DATA FOR THE TASK
☆ ☆ ☆ ☆ ☆
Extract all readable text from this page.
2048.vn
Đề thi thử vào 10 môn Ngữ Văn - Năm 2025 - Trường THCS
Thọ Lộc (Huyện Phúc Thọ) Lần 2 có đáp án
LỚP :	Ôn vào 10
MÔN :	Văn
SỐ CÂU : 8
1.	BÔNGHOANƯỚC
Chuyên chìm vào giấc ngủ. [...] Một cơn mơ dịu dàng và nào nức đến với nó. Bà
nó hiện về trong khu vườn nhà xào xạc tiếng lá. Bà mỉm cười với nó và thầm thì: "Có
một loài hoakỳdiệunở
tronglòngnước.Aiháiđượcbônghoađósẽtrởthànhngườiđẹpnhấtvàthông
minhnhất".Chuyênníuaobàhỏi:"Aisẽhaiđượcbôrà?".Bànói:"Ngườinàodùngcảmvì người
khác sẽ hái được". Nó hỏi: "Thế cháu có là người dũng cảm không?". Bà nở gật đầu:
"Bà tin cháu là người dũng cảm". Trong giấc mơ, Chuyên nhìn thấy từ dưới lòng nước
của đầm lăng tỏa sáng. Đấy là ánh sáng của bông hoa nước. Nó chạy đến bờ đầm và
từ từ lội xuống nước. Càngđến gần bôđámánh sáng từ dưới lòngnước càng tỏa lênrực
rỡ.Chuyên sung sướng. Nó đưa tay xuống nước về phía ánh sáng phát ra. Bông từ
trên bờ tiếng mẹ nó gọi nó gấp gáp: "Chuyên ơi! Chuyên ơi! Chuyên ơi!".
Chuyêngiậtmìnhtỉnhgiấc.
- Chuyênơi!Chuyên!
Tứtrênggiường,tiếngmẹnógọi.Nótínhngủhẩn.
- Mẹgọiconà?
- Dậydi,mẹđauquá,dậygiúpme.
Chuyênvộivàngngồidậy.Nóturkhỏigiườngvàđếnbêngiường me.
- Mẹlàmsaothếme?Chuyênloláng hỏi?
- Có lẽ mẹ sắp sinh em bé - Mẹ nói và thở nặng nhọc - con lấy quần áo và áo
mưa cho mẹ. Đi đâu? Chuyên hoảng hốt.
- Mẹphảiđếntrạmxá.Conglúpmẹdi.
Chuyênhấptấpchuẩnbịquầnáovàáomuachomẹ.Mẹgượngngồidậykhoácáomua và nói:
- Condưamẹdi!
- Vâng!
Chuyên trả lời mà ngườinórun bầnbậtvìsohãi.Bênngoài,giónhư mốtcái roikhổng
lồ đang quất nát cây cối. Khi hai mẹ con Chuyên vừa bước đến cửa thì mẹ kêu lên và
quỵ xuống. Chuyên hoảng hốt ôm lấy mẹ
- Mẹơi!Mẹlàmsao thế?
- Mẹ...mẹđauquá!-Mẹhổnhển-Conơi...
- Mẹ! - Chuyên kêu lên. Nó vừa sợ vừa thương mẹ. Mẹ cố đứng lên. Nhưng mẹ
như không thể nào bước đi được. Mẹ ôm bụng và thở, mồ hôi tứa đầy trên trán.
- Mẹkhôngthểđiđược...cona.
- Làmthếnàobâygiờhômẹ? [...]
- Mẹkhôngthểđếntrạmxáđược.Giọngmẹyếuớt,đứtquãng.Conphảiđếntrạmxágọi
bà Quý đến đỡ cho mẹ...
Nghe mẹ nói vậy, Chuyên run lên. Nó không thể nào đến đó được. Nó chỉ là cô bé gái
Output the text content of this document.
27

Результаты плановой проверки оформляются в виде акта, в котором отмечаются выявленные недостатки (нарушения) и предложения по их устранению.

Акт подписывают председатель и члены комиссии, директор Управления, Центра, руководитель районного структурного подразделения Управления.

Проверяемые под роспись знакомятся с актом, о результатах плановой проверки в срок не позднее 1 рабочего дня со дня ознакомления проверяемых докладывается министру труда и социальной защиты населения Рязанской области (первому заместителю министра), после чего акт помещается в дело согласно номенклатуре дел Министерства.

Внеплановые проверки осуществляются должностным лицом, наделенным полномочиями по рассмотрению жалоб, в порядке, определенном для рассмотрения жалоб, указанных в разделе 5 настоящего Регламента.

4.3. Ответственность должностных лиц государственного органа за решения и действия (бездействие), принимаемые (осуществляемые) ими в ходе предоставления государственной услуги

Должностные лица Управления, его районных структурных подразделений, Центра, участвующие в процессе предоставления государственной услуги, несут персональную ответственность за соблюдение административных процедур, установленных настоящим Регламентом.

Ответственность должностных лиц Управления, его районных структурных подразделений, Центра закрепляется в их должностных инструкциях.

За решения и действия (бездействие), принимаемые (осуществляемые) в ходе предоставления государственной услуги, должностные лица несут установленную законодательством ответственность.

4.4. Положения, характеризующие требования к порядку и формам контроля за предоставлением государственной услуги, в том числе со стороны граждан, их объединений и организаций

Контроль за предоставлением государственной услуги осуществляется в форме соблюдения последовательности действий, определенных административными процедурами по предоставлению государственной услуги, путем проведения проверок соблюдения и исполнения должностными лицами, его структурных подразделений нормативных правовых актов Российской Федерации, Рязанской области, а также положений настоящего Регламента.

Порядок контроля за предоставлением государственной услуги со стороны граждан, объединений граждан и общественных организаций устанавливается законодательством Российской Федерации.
☆ ☆ ☆ ☆ ☆
AIM
Repeat the data above exactly.

SOLVED PROBLEM
Extract all readable text from this page.
2048.vn
Đề thi thử vào 10 môn Ngữ Văn - Năm 2025 - Trường THCS
Thọ Lộc (Huyện Phúc Thọ) Lần 2 có đáp án
LỚP :	Ôn vào 10
MÔN :	Văn
SỐ CÂU : 8
1.	BÔNGHOANƯỚC
Chuyên chìm vào giấc ngủ. [...] Một cơn mơ dịu dàng và nào nức đến với nó. Bà
nó hiện về trong khu vườn nhà xào xạc tiếng lá. Bà mỉm cười với nó và thầm thì: "Có
một loài hoakỳdiệunở
tronglòngnước.Aiháiđượcbônghoađósẽtrởthànhngườiđẹpnhấtvàthông
minhnhất".Chuyênníuaobàhỏi:"Aisẽhaiđượcbôrà?".Bànói:"Ngườinàodùngcảmvì người
khác sẽ hái được". Nó hỏi: "Thế cháu có là người dũng cảm không?". Bà nở gật đầu:
"Bà tin cháu là người dũng cảm". Trong giấc mơ, Chuyên nhìn thấy từ dưới lòng nước
của đầm lăng tỏa sáng. Đấy là ánh sáng của bông hoa nước. Nó chạy đến bờ đầm và
từ từ lội xuống nước. Càngđến gần bôđámánh sáng từ dưới lòngnước càng tỏa lênrực
rỡ.Chuyên sung sướng. Nó đưa tay xuống nước về phía ánh sáng phát ra. Bông từ
trên bờ tiếng mẹ nó gọi nó gấp gáp: "Chuyên ơi! Chuyên ơi! Chuyên ơi!".
Chuyêngiậtmìnhtỉnhgiấc.
- Chuyênơi!Chuyên!
Tứtrênggiường,tiếngmẹnógọi.Nótínhngủhẩn.
- Mẹgọiconà?
- Dậydi,mẹđauquá,dậygiúpme.
Chuyênvộivàngngồidậy.Nóturkhỏigiườngvàđếnbêngiường me.
- Mẹlàmsaothếme?Chuyênloláng hỏi?
- Có lẽ mẹ sắp sinh em bé - Mẹ nói và thở nặng nhọc - con lấy quần áo và áo
mưa cho mẹ. Đi đâu? Chuyên hoảng hốt.
- Mẹphảiđếntrạmxá.Conglúpmẹdi.
Chuyênhấptấpchuẩnbịquầnáovàáomuachomẹ.Mẹgượngngồidậykhoácáomua và nói:
- Condưamẹdi!
- Vâng!
Chuyên trả lời mà ngườinórun bầnbậtvìsohãi.Bênngoài,giónhư mốtcái roikhổng
lồ đang quất nát cây cối. Khi hai mẹ con Chuyên vừa bước đến cửa thì mẹ kêu lên và
quỵ xuống. Chuyên hoảng hốt ôm lấy mẹ
- Mẹơi!Mẹlàmsao thế?
- Mẹ...mẹđauquá!-Mẹhổnhển-Conơi...
- Mẹ! - Chuyên kêu lên. Nó vừa sợ vừa thương mẹ. Mẹ cố đứng lên. Nhưng mẹ
như không thể nào bước đi được. Mẹ ôm bụng và thở, mồ hôi tứa đầy trên trán.
- Mẹkhôngthểđiđược...cona.
- Làmthếnàobâygiờhômẹ? [...]
- Mẹkhôngthểđếntrạmxáđược.Giọngmẹyếuớt,đứtquãng.Conphảiđếntrạmxágọi
bà Quý đến đỡ cho mẹ...
Nghe mẹ nói vậy, Chuyên run lên. Nó không thể nào đến đó được. Nó chỉ là cô bé gái
Output the text content of this document.
27

Результаты плановой проверки оформляются в виде акта, в котором отмечаются выявленные недостатки (нарушения) и предложения по их устранению.

Акт подписывают председатель и члены комиссии, директор Управления, Центра, руководитель районного структурного подразделения Управления.

Проверяемые под роспись знакомятся с актом, о результатах плановой проверки в срок не позднее 1 рабочего дня со дня ознакомления проверяемых докладывается министру труда и социальной защиты населения Рязанской области (первому заместителю министра), после чего акт помещается в дело согласно номенклатуре дел Министерства.

Внеплановые проверки осуществляются должностным лицом, наделенным полномочиями по рассмотрению жалоб, в порядке, определенном для рассмотрения жалоб, указанных в разделе 5 настоящего Регламента.

4.3. Ответственность должностных лиц государственного органа за решения и действия (бездействие), принимаемые (осуществляемые) ими в ходе предоставления государственной услуги

Должностные лица Управления, его районных структурных подразделений, Центра, участвующие в процессе предоставления государственной услуги, несут персональную ответственность за соблюдение административных процедур, установленных настоящим Регламентом.

Ответственность должностных лиц Управления, его районных структурных подразделений, Центра закрепляется в их должностных инструкциях.

За решения и действия (бездействие), принимаемые (осуществляемые) в ходе предоставления государственной услуги, должностные лица несут установленную законодательством ответственность.

4.4. Положения, характеризующие требования к порядку и формам контроля за предоставлением государственной услуги, в том числе со стороны граждан, их объединений и организаций

Контроль за предоставлением государственной услуги осуществляется в форме соблюдения последовательности действий, определенных административными процедурами по предоставлению государственной услуги, путем проведения проверок соблюдения и исполнения должностными лицами, его структурных подразделений нормативных правовых актов Российской Федерации, Рязанской области, а также положений настоящего Регламента.

Порядок контроля за предоставлением государственной услуги со стороны граждан, объединений граждан и общественных организаций устанавливается законодательством Российской Федерации.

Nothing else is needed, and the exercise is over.